** BEGIN Records for the exercise **

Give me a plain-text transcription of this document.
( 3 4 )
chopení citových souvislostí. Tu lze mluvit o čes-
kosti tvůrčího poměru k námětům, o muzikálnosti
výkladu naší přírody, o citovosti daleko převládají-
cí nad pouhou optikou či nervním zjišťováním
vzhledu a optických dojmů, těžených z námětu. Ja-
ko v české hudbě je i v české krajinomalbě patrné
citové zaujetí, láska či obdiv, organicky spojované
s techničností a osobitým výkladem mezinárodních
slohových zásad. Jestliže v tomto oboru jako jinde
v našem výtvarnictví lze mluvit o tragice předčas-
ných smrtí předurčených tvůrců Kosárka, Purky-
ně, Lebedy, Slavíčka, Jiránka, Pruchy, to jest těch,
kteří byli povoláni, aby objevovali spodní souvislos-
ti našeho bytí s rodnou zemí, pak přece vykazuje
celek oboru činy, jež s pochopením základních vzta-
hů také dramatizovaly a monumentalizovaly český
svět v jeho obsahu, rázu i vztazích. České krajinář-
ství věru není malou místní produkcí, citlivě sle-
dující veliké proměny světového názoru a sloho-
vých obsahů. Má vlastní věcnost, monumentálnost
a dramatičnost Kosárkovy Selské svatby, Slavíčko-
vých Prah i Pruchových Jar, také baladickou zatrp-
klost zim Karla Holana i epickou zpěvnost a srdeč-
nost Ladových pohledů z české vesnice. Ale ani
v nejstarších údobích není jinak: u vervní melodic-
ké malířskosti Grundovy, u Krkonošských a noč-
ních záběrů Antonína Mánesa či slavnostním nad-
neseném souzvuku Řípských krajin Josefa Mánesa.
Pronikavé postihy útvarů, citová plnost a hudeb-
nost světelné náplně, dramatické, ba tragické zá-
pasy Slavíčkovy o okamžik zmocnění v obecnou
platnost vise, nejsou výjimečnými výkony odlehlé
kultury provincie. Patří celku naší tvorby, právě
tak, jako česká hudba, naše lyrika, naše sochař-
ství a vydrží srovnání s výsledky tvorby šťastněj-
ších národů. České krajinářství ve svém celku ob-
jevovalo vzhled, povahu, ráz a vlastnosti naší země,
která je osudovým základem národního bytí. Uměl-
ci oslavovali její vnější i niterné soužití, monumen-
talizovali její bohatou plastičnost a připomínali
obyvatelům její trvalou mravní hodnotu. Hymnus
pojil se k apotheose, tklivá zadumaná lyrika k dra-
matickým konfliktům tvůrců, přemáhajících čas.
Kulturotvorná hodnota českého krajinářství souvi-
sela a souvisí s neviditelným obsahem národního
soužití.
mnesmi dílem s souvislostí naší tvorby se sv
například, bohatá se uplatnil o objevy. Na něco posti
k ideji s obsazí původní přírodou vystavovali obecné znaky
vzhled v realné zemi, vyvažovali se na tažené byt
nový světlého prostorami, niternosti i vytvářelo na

** END Records for the exercise **

### What you have to do
Repeat the material above exactly.

### Task result
Give me a plain-text transcription of this document.
( 3 4 )
chopení citových souvislostí. Tu lze mluvit o čes-
kosti tvůrčího poměru k námětům, o muzikálnosti
výkladu naší přírody, o citovosti daleko převládají-
cí nad pouhou optikou či nervním zjišťováním
vzhledu a optických dojmů, těžených z námětu. Ja-
ko v české hudbě je i v české krajinomalbě patrné
citové zaujetí, láska či obdiv, organicky spojované
s techničností a osobitým výkladem mezinárodních
slohových zásad. Jestliže v tomto oboru jako jinde
v našem výtvarnictví lze mluvit o tragice předčas-
ných smrtí předurčených tvůrců Kosárka, Purky-
ně, Lebedy, Slavíčka, Jiránka, Pruchy, to jest těch,
kteří byli povoláni, aby objevovali spodní souvislos-
ti našeho bytí s rodnou zemí, pak přece vykazuje
celek oboru činy, jež s pochopením základních vzta-
hů také dramatizovaly a monumentalizovaly český
svět v jeho obsahu, rázu i vztazích. České krajinář-
ství věru není malou místní produkcí, citlivě sle-
dující veliké proměny světového názoru a sloho-
vých obsahů. Má vlastní věcnost, monumentálnost
a dramatičnost Kosárkovy Selské svatby, Slavíčko-
vých Prah i Pruchových Jar, také baladickou zatrp-
klost zim Karla Holana i epickou zpěvnost a srdeč-
nost Ladových pohledů z české vesnice. Ale ani
v nejstarších údobích není jinak: u vervní melodic-
ké malířskosti Grundovy, u Krkonošských a noč-
ních záběrů Antonína Mánesa či slavnostním nad-
neseném souzvuku Řípských krajin Josefa Mánesa.
Pronikavé postihy útvarů, citová plnost a hudeb-
nost světelné náplně, dramatické, ba tragické zá-
pasy Slavíčkovy o okamžik zmocnění v obecnou
platnost vise, nejsou výjimečnými výkony odlehlé
kultury provincie. Patří celku naší tvorby, právě
tak, jako česká hudba, naše lyrika, naše sochař-
ství a vydrží srovnání s výsledky tvorby šťastněj-
ších národů. České krajinářství ve svém celku ob-
jevovalo vzhled, povahu, ráz a vlastnosti naší země,
která je osudovým základem národního bytí. Uměl-
ci oslavovali její vnější i niterné soužití, monumen-
talizovali její bohatou plastičnost a připomínali
obyvatelům její trvalou mravní hodnotu. Hymnus
pojil se k apotheose, tklivá zadumaná lyrika k dra-
matickým konfliktům tvůrců, přemáhajících čas.
Kulturotvorná hodnota českého krajinářství souvi-
sela a souvisí s neviditelným obsahem národního
soužití.
mnesmi dílem s souvislostí naší tvorby se sv
například, bohatá se uplatnil o objevy. Na něco posti
k ideji s obsazí původní přírodou vystavovali obecné znaky
vzhled v realné zemi, vyvažovali se na tažené byt
nový světlého prostorami, niternosti i vytvářelo na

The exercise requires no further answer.